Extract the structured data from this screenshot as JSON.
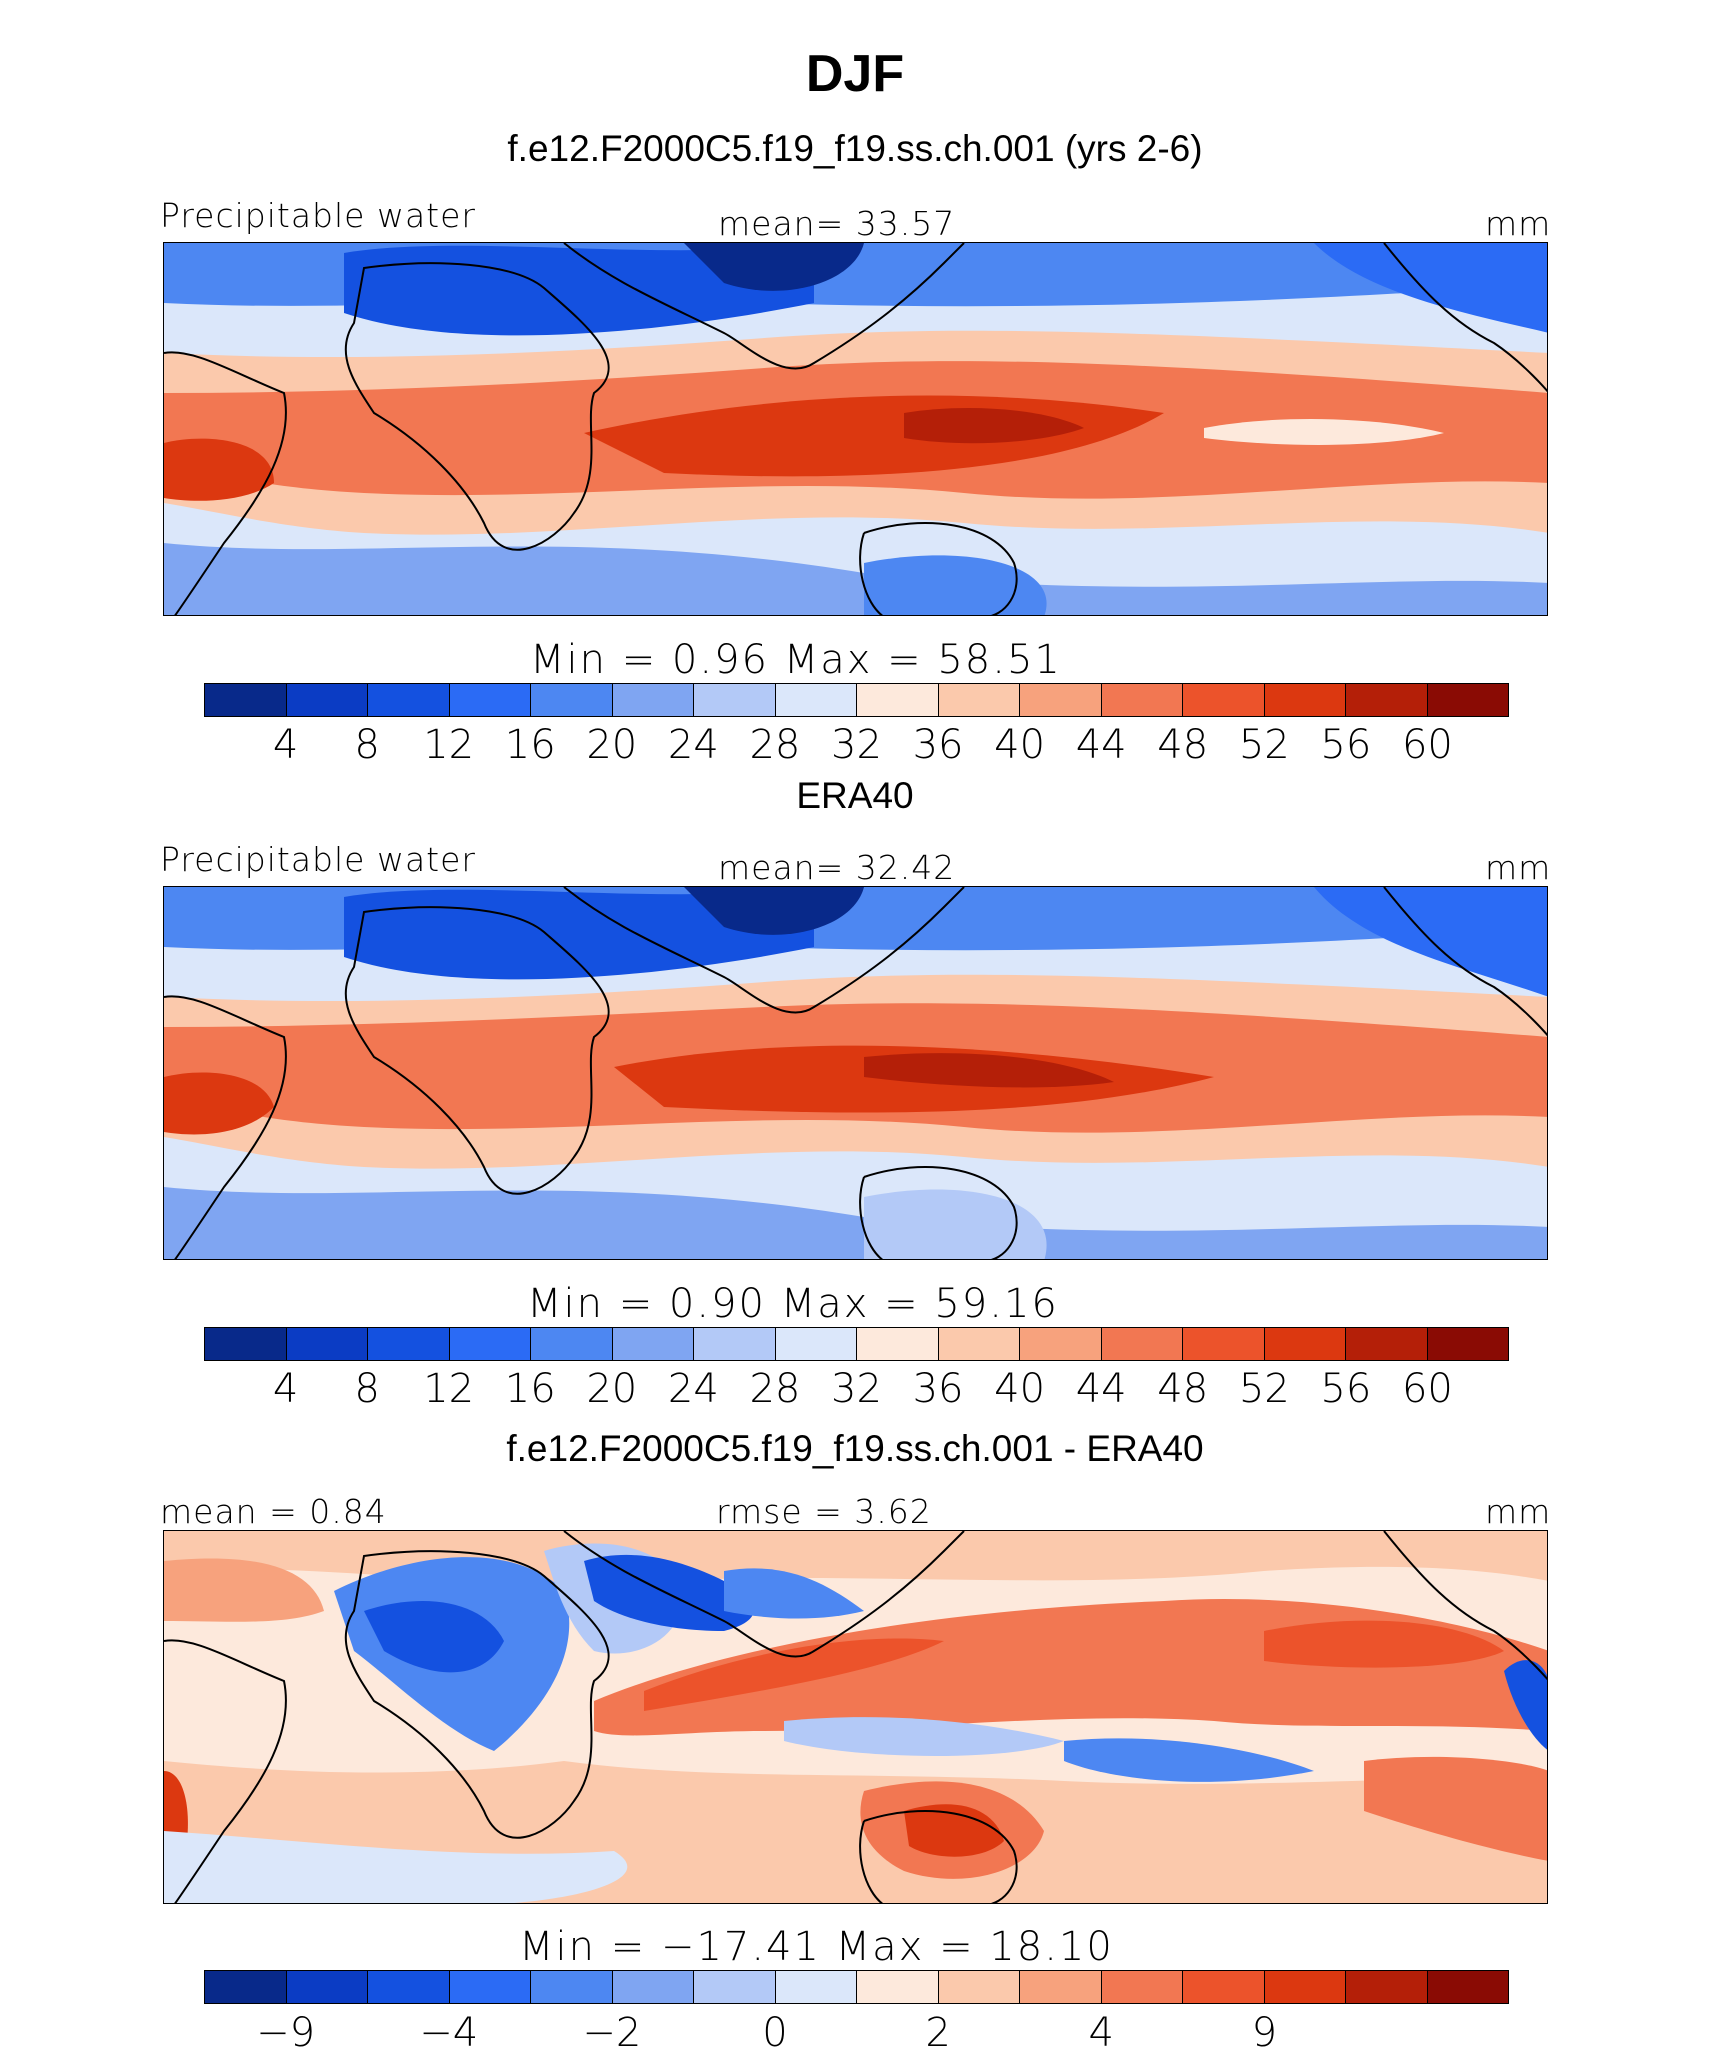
{
  "title": "DJF",
  "colors": [
    "#08298a",
    "#0b3cc4",
    "#1451e0",
    "#2b6bf5",
    "#4d87f2",
    "#7fa5f2",
    "#b3c9f7",
    "#dbe7fa",
    "#fde9dc",
    "#fbc9ac",
    "#f7a27d",
    "#f27752",
    "#ec532b",
    "#dc3810",
    "#b41f08",
    "#8a0b04"
  ],
  "panels": [
    {
      "subtitle": "f.e12.F2000C5.f19_f19.ss.ch.001 (yrs 2-6)",
      "left_label": "Precipitable water",
      "center_label": "mean=   33.57",
      "right_label": "mm",
      "minmax": "Min  =     0.96  Max  =    58.51",
      "ticks": [
        "4",
        "8",
        "12",
        "16",
        "20",
        "24",
        "28",
        "32",
        "36",
        "40",
        "44",
        "48",
        "52",
        "56",
        "60"
      ]
    },
    {
      "subtitle": "ERA40",
      "left_label": "Precipitable water",
      "center_label": "mean=   32.42",
      "right_label": "mm",
      "minmax": "Min  =     0.90  Max  =    59.16",
      "ticks": [
        "4",
        "8",
        "12",
        "16",
        "20",
        "24",
        "28",
        "32",
        "36",
        "40",
        "44",
        "48",
        "52",
        "56",
        "60"
      ]
    },
    {
      "subtitle": "f.e12.F2000C5.f19_f19.ss.ch.001 - ERA40",
      "left_label": "mean  =    0.84",
      "center_label": "rmse  =     3.62",
      "right_label": "mm",
      "minmax": "Min  =  −17.41  Max  =    18.10",
      "ticks": [
        "−9",
        "",
        "−4",
        "",
        "−2",
        "",
        "0",
        "",
        "2",
        "",
        "4",
        "",
        "9",
        "",
        ""
      ]
    }
  ]
}
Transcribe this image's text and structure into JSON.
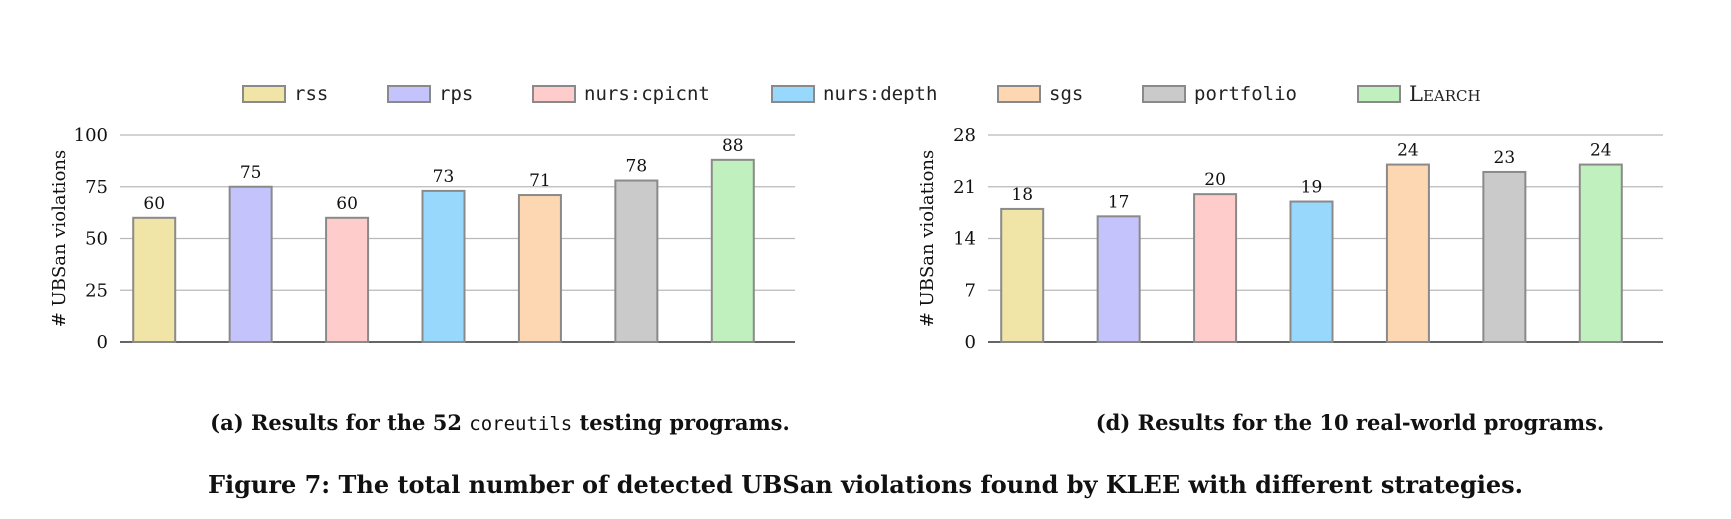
{
  "legend": [
    {
      "label": "rss",
      "color": "#f0e4a6",
      "mono": true
    },
    {
      "label": "rps",
      "color": "#c5c3fb",
      "mono": true
    },
    {
      "label": "nurs:cpicnt",
      "color": "#ffcccc",
      "mono": true
    },
    {
      "label": "nurs:depth",
      "color": "#99d8fd",
      "mono": true
    },
    {
      "label": "sgs",
      "color": "#fdd6b2",
      "mono": true
    },
    {
      "label": "portfolio",
      "color": "#cacaca",
      "mono": true
    },
    {
      "label": "Learch",
      "color": "#c0f0bd",
      "mono": false
    }
  ],
  "chart_data": [
    {
      "type": "bar",
      "categories": [
        "rss",
        "rps",
        "nurs:cpicnt",
        "nurs:depth",
        "sgs",
        "portfolio",
        "Learch"
      ],
      "values": [
        60,
        75,
        60,
        73,
        71,
        78,
        88
      ],
      "ylabel": "# UBSan violations",
      "ylim": [
        0,
        100
      ],
      "yticks": [
        0,
        25,
        50,
        75,
        100
      ],
      "grid": true,
      "caption_pre": "(a) Results for the 52 ",
      "caption_code": "coreutils",
      "caption_post": " testing programs."
    },
    {
      "type": "bar",
      "categories": [
        "rss",
        "rps",
        "nurs:cpicnt",
        "nurs:depth",
        "sgs",
        "portfolio",
        "Learch"
      ],
      "values": [
        18,
        17,
        20,
        19,
        24,
        23,
        24
      ],
      "ylabel": "# UBSan violations",
      "ylim": [
        0,
        28
      ],
      "yticks": [
        0,
        7,
        14,
        21,
        28
      ],
      "grid": true,
      "caption_pre": "(d) Results for the 10 real-world programs.",
      "caption_code": "",
      "caption_post": ""
    }
  ],
  "figure_caption": "Figure 7: The total number of detected UBSan violations found by KLEE with different strategies."
}
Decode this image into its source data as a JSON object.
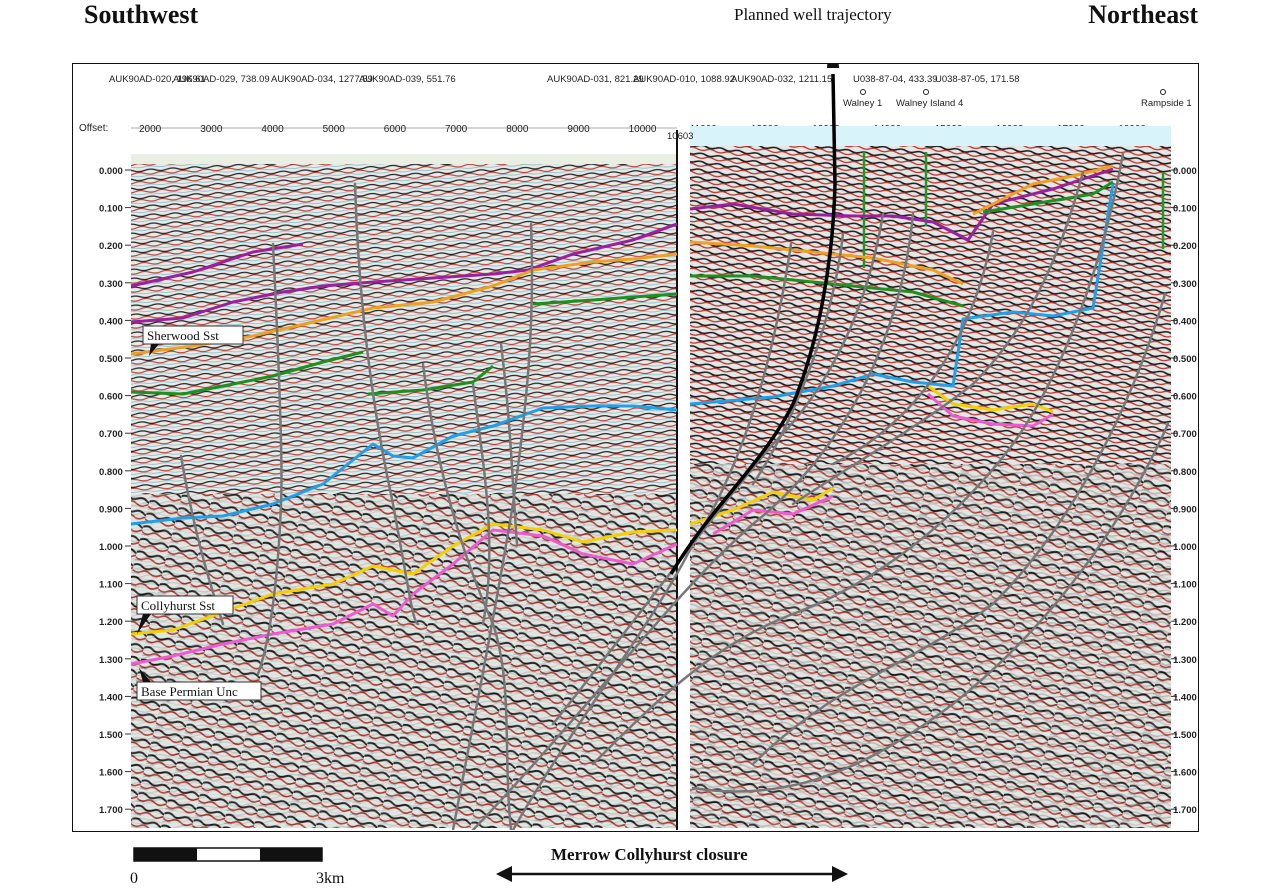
{
  "labels": {
    "southwest": "Southwest",
    "northeast": "Northeast",
    "well_trajectory": "Planned well trajectory",
    "closure": "Merrow Collyhurst closure",
    "scale_zero": "0",
    "scale_end": "3km",
    "offset": "Offset:"
  },
  "header_lines": [
    "AUK90AD-020, 196.61",
    "AUK90AD-029, 738.09",
    "AUK90AD-034, 1277.59",
    "AUK90AD-039, 551.76",
    "AUK90AD-031, 821.29",
    "AUK90AD-010, 1088.92",
    "AUK90AD-032, 1211.15",
    "U038-87-04, 433.39",
    "U038-87-05, 171.58"
  ],
  "section_break_label": "10603",
  "wells": [
    {
      "name": "Walney 1",
      "label": "Walney 1"
    },
    {
      "name": "Walney Island 4",
      "label": "Walney Island 4"
    },
    {
      "name": "Rampside 1",
      "label": "Rampside 1"
    }
  ],
  "offset_ticks": [
    "2000",
    "3000",
    "4000",
    "5000",
    "6000",
    "7000",
    "8000",
    "9000",
    "10000",
    "11000",
    "12000",
    "13000",
    "14000",
    "15000",
    "16000",
    "17000",
    "18000"
  ],
  "time_ticks": [
    "0.000",
    "0.100",
    "0.200",
    "0.300",
    "0.400",
    "0.500",
    "0.600",
    "0.700",
    "0.800",
    "0.900",
    "1.000",
    "1.100",
    "1.200",
    "1.300",
    "1.400",
    "1.500",
    "1.600",
    "1.700"
  ],
  "horizon_labels": [
    "Sherwood Sst",
    "Collyhurst Sst",
    "Base Permian Unc"
  ],
  "colors": {
    "purple": "#9b1f9f",
    "orange": "#f0a020",
    "green": "#1f8f1f",
    "blue": "#1fa0e8",
    "yellow": "#f5d000",
    "magenta": "#f05ad0",
    "fault": "#7a7a7a",
    "sky": "#d8f4fa"
  }
}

WORK TO DO
Transcribe the complete set of entries verbatim. No pictures belong in the copy.

FULL ANSWER
Extract the structured data from this screenshot as JSON.
{
  "title": "DJF",
  "colors": [
    "#08298a",
    "#0b3cc4",
    "#1451e0",
    "#2b6bf5",
    "#4d87f2",
    "#7fa5f2",
    "#b3c9f7",
    "#dbe7fa",
    "#fde9dc",
    "#fbc9ac",
    "#f7a27d",
    "#f27752",
    "#ec532b",
    "#dc3810",
    "#b41f08",
    "#8a0b04"
  ],
  "panels": [
    {
      "subtitle": "f.e12.F2000C5.f19_f19.ss.ch.001 (yrs 2-6)",
      "left_label": "Precipitable water",
      "center_label": "mean=   33.57",
      "right_label": "mm",
      "minmax": "Min  =     0.96  Max  =    58.51",
      "ticks": [
        "4",
        "8",
        "12",
        "16",
        "20",
        "24",
        "28",
        "32",
        "36",
        "40",
        "44",
        "48",
        "52",
        "56",
        "60"
      ]
    },
    {
      "subtitle": "ERA40",
      "left_label": "Precipitable water",
      "center_label": "mean=   32.42",
      "right_label": "mm",
      "minmax": "Min  =     0.90  Max  =    59.16",
      "ticks": [
        "4",
        "8",
        "12",
        "16",
        "20",
        "24",
        "28",
        "32",
        "36",
        "40",
        "44",
        "48",
        "52",
        "56",
        "60"
      ]
    },
    {
      "subtitle": "f.e12.F2000C5.f19_f19.ss.ch.001 - ERA40",
      "left_label": "mean  =    0.84",
      "center_label": "rmse  =     3.62",
      "right_label": "mm",
      "minmax": "Min  =  −17.41  Max  =    18.10",
      "ticks": [
        "−9",
        "",
        "−4",
        "",
        "−2",
        "",
        "0",
        "",
        "2",
        "",
        "4",
        "",
        "9",
        "",
        ""
      ]
    }
  ]
}
Transcribe this image's text and structure into JSON.
{
  "legend": [
    {
      "label": "rss",
      "color": "#f0e4a6",
      "mono": true
    },
    {
      "label": "rps",
      "color": "#c5c3fb",
      "mono": true
    },
    {
      "label": "nurs:cpicnt",
      "color": "#ffcccc",
      "mono": true
    },
    {
      "label": "nurs:depth",
      "color": "#99d8fd",
      "mono": true
    },
    {
      "label": "sgs",
      "color": "#fdd6b2",
      "mono": true
    },
    {
      "label": "portfolio",
      "color": "#cacaca",
      "mono": true
    },
    {
      "label": "Learch",
      "color": "#c0f0bd",
      "mono": false
    }
  ],
  "chart_data": [
    {
      "type": "bar",
      "categories": [
        "rss",
        "rps",
        "nurs:cpicnt",
        "nurs:depth",
        "sgs",
        "portfolio",
        "Learch"
      ],
      "values": [
        60,
        75,
        60,
        73,
        71,
        78,
        88
      ],
      "ylabel": "# UBSan violations",
      "ylim": [
        0,
        100
      ],
      "yticks": [
        0,
        25,
        50,
        75,
        100
      ],
      "grid": true,
      "caption_pre": "(a) Results for the 52 ",
      "caption_code": "coreutils",
      "caption_post": " testing programs."
    },
    {
      "type": "bar",
      "categories": [
        "rss",
        "rps",
        "nurs:cpicnt",
        "nurs:depth",
        "sgs",
        "portfolio",
        "Learch"
      ],
      "values": [
        18,
        17,
        20,
        19,
        24,
        23,
        24
      ],
      "ylabel": "# UBSan violations",
      "ylim": [
        0,
        28
      ],
      "yticks": [
        0,
        7,
        14,
        21,
        28
      ],
      "grid": true,
      "caption_pre": "(d) Results for the 10 real-world programs.",
      "caption_code": "",
      "caption_post": ""
    }
  ],
  "figure_caption": "Figure 7: The total number of detected UBSan violations found by KLEE with different strategies."
}
Decode this image into its source data as a JSON object.
{
  "labels": {
    "southwest": "Southwest",
    "northeast": "Northeast",
    "well_trajectory": "Planned well trajectory",
    "closure": "Merrow Collyhurst closure",
    "scale_zero": "0",
    "scale_end": "3km",
    "offset": "Offset:"
  },
  "header_lines": [
    "AUK90AD-020, 196.61",
    "AUK90AD-029, 738.09",
    "AUK90AD-034, 1277.59",
    "AUK90AD-039, 551.76",
    "AUK90AD-031, 821.29",
    "AUK90AD-010, 1088.92",
    "AUK90AD-032, 1211.15",
    "U038-87-04, 433.39",
    "U038-87-05, 171.58"
  ],
  "section_break_label": "10603",
  "wells": [
    {
      "name": "Walney 1",
      "label": "Walney 1"
    },
    {
      "name": "Walney Island 4",
      "label": "Walney Island 4"
    },
    {
      "name": "Rampside 1",
      "label": "Rampside 1"
    }
  ],
  "offset_ticks": [
    "2000",
    "3000",
    "4000",
    "5000",
    "6000",
    "7000",
    "8000",
    "9000",
    "10000",
    "11000",
    "12000",
    "13000",
    "14000",
    "15000",
    "16000",
    "17000",
    "18000"
  ],
  "time_ticks": [
    "0.000",
    "0.100",
    "0.200",
    "0.300",
    "0.400",
    "0.500",
    "0.600",
    "0.700",
    "0.800",
    "0.900",
    "1.000",
    "1.100",
    "1.200",
    "1.300",
    "1.400",
    "1.500",
    "1.600",
    "1.700"
  ],
  "horizon_labels": [
    "Sherwood Sst",
    "Collyhurst Sst",
    "Base Permian Unc"
  ],
  "colors": {
    "purple": "#9b1f9f",
    "orange": "#f0a020",
    "green": "#1f8f1f",
    "blue": "#1fa0e8",
    "yellow": "#f5d000",
    "magenta": "#f05ad0",
    "fault": "#7a7a7a",
    "sky": "#d8f4fa"
  }
}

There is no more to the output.